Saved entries
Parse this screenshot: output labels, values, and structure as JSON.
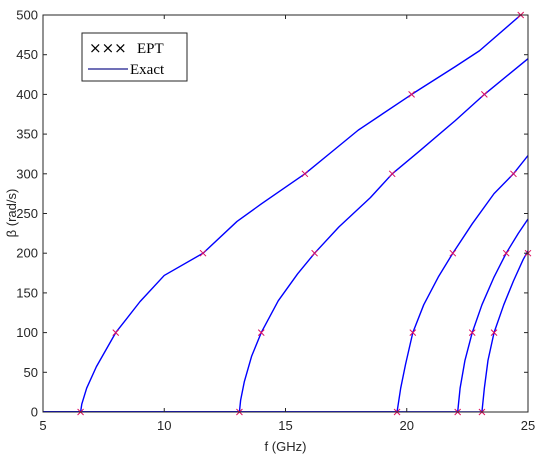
{
  "chart_data": {
    "type": "line",
    "title": "",
    "xlabel": "f (GHz)",
    "ylabel": "β (rad/s)",
    "xlim": [
      5,
      25
    ],
    "ylim": [
      0,
      500
    ],
    "xticks": [
      5,
      10,
      15,
      20,
      25
    ],
    "yticks": [
      0,
      50,
      100,
      150,
      200,
      250,
      300,
      350,
      400,
      450,
      500
    ],
    "grid": false,
    "legend_position": "top-left",
    "legend": [
      {
        "label": "EPT",
        "symbol": "×××",
        "marker": "x",
        "color": "#e0115f"
      },
      {
        "label": "Exact",
        "symbol": "line",
        "color": "#0000ff"
      }
    ],
    "series": [
      {
        "group": "Exact",
        "color": "#0000ff",
        "cutoff": 6.55,
        "x": [
          6.55,
          6.6,
          6.8,
          7.2,
          8.0,
          9.0,
          10.0,
          11.6,
          13.0,
          14.0,
          15.8,
          17.0,
          18.0,
          20.2,
          22.0,
          23.0,
          24.7,
          25.0
        ],
        "y": [
          0,
          10,
          30,
          57,
          100,
          139,
          172,
          200,
          240,
          262,
          300,
          330,
          355,
          400,
          435,
          455,
          500,
          505
        ]
      },
      {
        "group": "Exact",
        "color": "#0000ff",
        "cutoff": 13.1,
        "x": [
          13.1,
          13.15,
          13.3,
          13.6,
          14.0,
          14.7,
          15.5,
          16.2,
          17.2,
          18.5,
          19.4,
          20.5,
          22.0,
          23.2,
          24.2,
          25.0
        ],
        "y": [
          0,
          15,
          38,
          70,
          100,
          140,
          174,
          200,
          233,
          270,
          300,
          328,
          367,
          400,
          425,
          445
        ]
      },
      {
        "group": "Exact",
        "color": "#0000ff",
        "cutoff": 19.6,
        "x": [
          19.6,
          19.75,
          19.95,
          20.25,
          20.7,
          21.3,
          21.9,
          22.7,
          23.6,
          24.4,
          25.0
        ],
        "y": [
          0,
          30,
          60,
          100,
          135,
          170,
          200,
          237,
          275,
          300,
          323
        ]
      },
      {
        "group": "Exact",
        "color": "#0000ff",
        "cutoff": 22.1,
        "x": [
          22.1,
          22.2,
          22.4,
          22.7,
          23.1,
          23.6,
          24.1,
          24.6,
          25.0
        ],
        "y": [
          0,
          30,
          65,
          100,
          135,
          170,
          200,
          225,
          243
        ]
      },
      {
        "group": "Exact",
        "color": "#0000ff",
        "cutoff": 23.1,
        "x": [
          23.1,
          23.2,
          23.35,
          23.6,
          24.0,
          24.4,
          24.8,
          25.0
        ],
        "y": [
          0,
          30,
          65,
          100,
          135,
          165,
          192,
          203
        ]
      }
    ],
    "markers": {
      "group": "EPT",
      "color": "#e0115f",
      "points": [
        [
          6.55,
          0
        ],
        [
          8.0,
          100
        ],
        [
          11.6,
          200
        ],
        [
          15.8,
          300
        ],
        [
          20.2,
          400
        ],
        [
          24.7,
          500
        ],
        [
          13.1,
          0
        ],
        [
          14.0,
          100
        ],
        [
          16.2,
          200
        ],
        [
          19.4,
          300
        ],
        [
          23.2,
          400
        ],
        [
          19.6,
          0
        ],
        [
          20.25,
          100
        ],
        [
          21.9,
          200
        ],
        [
          24.4,
          300
        ],
        [
          22.1,
          0
        ],
        [
          22.7,
          100
        ],
        [
          24.1,
          200
        ],
        [
          23.1,
          0
        ],
        [
          23.6,
          100
        ],
        [
          25.0,
          200
        ]
      ]
    }
  }
}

### Given problem
Reproduce the entries above word for word. Pictures stay out.

### Answer to the exercise
Parse this screenshot: output labels, values, and structure as JSON.
{
  "chart_data": {
    "type": "line",
    "title": "",
    "xlabel": "f (GHz)",
    "ylabel": "β (rad/s)",
    "xlim": [
      5,
      25
    ],
    "ylim": [
      0,
      500
    ],
    "xticks": [
      5,
      10,
      15,
      20,
      25
    ],
    "yticks": [
      0,
      50,
      100,
      150,
      200,
      250,
      300,
      350,
      400,
      450,
      500
    ],
    "grid": false,
    "legend_position": "top-left",
    "legend": [
      {
        "label": "EPT",
        "symbol": "×××",
        "marker": "x",
        "color": "#e0115f"
      },
      {
        "label": "Exact",
        "symbol": "line",
        "color": "#0000ff"
      }
    ],
    "series": [
      {
        "group": "Exact",
        "color": "#0000ff",
        "cutoff": 6.55,
        "x": [
          6.55,
          6.6,
          6.8,
          7.2,
          8.0,
          9.0,
          10.0,
          11.6,
          13.0,
          14.0,
          15.8,
          17.0,
          18.0,
          20.2,
          22.0,
          23.0,
          24.7,
          25.0
        ],
        "y": [
          0,
          10,
          30,
          57,
          100,
          139,
          172,
          200,
          240,
          262,
          300,
          330,
          355,
          400,
          435,
          455,
          500,
          505
        ]
      },
      {
        "group": "Exact",
        "color": "#0000ff",
        "cutoff": 13.1,
        "x": [
          13.1,
          13.15,
          13.3,
          13.6,
          14.0,
          14.7,
          15.5,
          16.2,
          17.2,
          18.5,
          19.4,
          20.5,
          22.0,
          23.2,
          24.2,
          25.0
        ],
        "y": [
          0,
          15,
          38,
          70,
          100,
          140,
          174,
          200,
          233,
          270,
          300,
          328,
          367,
          400,
          425,
          445
        ]
      },
      {
        "group": "Exact",
        "color": "#0000ff",
        "cutoff": 19.6,
        "x": [
          19.6,
          19.75,
          19.95,
          20.25,
          20.7,
          21.3,
          21.9,
          22.7,
          23.6,
          24.4,
          25.0
        ],
        "y": [
          0,
          30,
          60,
          100,
          135,
          170,
          200,
          237,
          275,
          300,
          323
        ]
      },
      {
        "group": "Exact",
        "color": "#0000ff",
        "cutoff": 22.1,
        "x": [
          22.1,
          22.2,
          22.4,
          22.7,
          23.1,
          23.6,
          24.1,
          24.6,
          25.0
        ],
        "y": [
          0,
          30,
          65,
          100,
          135,
          170,
          200,
          225,
          243
        ]
      },
      {
        "group": "Exact",
        "color": "#0000ff",
        "cutoff": 23.1,
        "x": [
          23.1,
          23.2,
          23.35,
          23.6,
          24.0,
          24.4,
          24.8,
          25.0
        ],
        "y": [
          0,
          30,
          65,
          100,
          135,
          165,
          192,
          203
        ]
      }
    ],
    "markers": {
      "group": "EPT",
      "color": "#e0115f",
      "points": [
        [
          6.55,
          0
        ],
        [
          8.0,
          100
        ],
        [
          11.6,
          200
        ],
        [
          15.8,
          300
        ],
        [
          20.2,
          400
        ],
        [
          24.7,
          500
        ],
        [
          13.1,
          0
        ],
        [
          14.0,
          100
        ],
        [
          16.2,
          200
        ],
        [
          19.4,
          300
        ],
        [
          23.2,
          400
        ],
        [
          19.6,
          0
        ],
        [
          20.25,
          100
        ],
        [
          21.9,
          200
        ],
        [
          24.4,
          300
        ],
        [
          22.1,
          0
        ],
        [
          22.7,
          100
        ],
        [
          24.1,
          200
        ],
        [
          23.1,
          0
        ],
        [
          23.6,
          100
        ],
        [
          25.0,
          200
        ]
      ]
    }
  }
}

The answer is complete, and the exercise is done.